THE EXERCISE
List every line of the listing below that contains the string "州和地方", reproducing each such line in full.

Annotations of page elements:
○ ○ ○ ○ ○
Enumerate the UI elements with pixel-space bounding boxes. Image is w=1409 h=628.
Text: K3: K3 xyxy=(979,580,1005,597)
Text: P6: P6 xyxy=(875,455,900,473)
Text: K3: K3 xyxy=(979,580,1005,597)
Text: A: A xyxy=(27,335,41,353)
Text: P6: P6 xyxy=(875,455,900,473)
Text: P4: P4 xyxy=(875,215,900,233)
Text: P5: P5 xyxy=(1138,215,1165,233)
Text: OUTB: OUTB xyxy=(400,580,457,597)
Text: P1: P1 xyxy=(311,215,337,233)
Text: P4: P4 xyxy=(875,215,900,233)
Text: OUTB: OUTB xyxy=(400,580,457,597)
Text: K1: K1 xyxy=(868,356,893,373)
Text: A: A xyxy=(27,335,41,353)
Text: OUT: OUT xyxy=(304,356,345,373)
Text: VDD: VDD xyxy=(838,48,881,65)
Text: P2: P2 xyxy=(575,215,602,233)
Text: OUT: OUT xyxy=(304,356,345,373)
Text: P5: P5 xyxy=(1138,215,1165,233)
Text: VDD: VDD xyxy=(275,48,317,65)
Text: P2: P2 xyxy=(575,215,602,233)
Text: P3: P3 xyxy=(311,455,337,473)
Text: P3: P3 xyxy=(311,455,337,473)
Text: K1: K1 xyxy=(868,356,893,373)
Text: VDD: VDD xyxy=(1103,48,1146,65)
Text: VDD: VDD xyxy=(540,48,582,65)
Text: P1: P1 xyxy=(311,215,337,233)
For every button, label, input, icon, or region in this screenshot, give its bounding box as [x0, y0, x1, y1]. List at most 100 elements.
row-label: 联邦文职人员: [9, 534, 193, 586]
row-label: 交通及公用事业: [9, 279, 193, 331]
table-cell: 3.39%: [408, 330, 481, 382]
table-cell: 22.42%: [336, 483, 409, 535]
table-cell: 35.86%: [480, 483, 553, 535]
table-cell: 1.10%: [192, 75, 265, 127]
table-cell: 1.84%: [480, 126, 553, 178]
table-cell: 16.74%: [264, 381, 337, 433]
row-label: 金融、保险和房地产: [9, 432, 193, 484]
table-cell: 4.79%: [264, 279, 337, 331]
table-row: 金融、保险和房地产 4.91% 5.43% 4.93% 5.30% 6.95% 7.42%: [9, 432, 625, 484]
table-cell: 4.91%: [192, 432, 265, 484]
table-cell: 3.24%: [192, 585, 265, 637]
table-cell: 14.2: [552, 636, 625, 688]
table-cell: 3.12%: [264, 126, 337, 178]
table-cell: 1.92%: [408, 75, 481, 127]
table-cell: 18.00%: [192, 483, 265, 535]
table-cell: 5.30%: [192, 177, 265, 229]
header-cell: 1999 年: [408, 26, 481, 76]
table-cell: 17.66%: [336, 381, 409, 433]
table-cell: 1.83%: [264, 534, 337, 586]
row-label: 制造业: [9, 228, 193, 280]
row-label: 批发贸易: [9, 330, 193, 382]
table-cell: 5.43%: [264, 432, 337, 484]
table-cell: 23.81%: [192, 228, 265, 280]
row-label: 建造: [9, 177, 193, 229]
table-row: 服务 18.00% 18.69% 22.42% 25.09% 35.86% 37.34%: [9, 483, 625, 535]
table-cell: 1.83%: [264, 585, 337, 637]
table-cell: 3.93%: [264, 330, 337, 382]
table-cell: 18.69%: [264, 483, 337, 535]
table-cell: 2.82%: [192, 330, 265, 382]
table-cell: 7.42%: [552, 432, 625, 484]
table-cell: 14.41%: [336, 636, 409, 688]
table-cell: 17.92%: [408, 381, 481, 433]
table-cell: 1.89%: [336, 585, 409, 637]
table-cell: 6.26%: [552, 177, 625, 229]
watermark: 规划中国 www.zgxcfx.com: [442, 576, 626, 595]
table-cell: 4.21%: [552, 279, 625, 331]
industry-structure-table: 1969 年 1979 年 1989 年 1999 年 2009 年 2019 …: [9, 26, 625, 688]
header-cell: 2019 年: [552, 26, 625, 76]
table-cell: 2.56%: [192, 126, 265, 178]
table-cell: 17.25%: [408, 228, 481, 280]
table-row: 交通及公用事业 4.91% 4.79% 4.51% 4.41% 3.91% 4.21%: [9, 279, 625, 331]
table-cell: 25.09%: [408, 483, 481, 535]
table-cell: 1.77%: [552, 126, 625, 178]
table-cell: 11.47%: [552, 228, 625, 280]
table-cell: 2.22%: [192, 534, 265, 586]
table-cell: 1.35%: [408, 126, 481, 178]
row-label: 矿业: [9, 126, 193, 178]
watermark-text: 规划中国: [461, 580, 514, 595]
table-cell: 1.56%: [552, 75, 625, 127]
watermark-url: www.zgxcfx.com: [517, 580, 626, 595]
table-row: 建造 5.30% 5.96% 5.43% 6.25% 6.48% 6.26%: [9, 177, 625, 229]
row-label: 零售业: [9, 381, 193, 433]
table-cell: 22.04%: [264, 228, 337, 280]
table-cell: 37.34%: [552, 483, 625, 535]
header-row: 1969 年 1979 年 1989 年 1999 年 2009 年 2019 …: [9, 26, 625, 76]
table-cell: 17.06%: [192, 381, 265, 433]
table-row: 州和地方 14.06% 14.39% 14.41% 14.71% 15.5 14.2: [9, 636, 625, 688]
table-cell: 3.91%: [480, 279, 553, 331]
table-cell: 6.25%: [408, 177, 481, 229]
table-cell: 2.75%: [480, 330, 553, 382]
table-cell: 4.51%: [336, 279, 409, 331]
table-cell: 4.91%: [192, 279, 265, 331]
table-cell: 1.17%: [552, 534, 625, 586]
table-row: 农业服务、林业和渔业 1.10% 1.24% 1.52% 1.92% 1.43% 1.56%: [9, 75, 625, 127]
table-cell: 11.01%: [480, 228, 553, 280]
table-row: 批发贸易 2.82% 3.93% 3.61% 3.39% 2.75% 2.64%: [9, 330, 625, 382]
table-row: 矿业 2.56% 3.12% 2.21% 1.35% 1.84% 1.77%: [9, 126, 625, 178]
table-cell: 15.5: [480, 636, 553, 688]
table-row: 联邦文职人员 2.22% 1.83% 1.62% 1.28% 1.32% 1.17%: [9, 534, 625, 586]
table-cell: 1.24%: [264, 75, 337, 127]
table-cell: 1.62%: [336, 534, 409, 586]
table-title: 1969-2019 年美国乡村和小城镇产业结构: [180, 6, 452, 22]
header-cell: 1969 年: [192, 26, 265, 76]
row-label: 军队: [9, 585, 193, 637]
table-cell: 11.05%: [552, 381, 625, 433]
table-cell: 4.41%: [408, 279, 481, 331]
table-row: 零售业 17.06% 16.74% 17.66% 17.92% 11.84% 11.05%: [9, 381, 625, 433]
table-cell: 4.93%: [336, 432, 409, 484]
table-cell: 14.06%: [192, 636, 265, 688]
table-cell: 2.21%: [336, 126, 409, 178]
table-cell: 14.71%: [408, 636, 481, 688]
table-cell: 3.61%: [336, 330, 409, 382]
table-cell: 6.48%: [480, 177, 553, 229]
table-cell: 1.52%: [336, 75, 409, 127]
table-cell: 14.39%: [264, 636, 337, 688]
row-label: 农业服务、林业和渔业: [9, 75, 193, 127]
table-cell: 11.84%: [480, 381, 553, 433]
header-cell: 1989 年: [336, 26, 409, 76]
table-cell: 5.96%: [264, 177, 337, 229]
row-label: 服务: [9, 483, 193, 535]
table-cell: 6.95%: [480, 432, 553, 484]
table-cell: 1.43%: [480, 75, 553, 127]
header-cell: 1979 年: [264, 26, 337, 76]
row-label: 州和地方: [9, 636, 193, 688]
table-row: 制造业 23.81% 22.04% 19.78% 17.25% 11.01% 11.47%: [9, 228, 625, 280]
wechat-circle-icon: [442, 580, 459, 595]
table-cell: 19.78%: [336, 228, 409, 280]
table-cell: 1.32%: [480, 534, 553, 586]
○ ○ ○ ○ ○
ANSWER TO THE TASK
table-row: 州和地方 14.06% 14.39% 14.41% 14.71% 15.5 14.2: [9, 636, 625, 688]
row-label: 州和地方: [9, 636, 193, 688]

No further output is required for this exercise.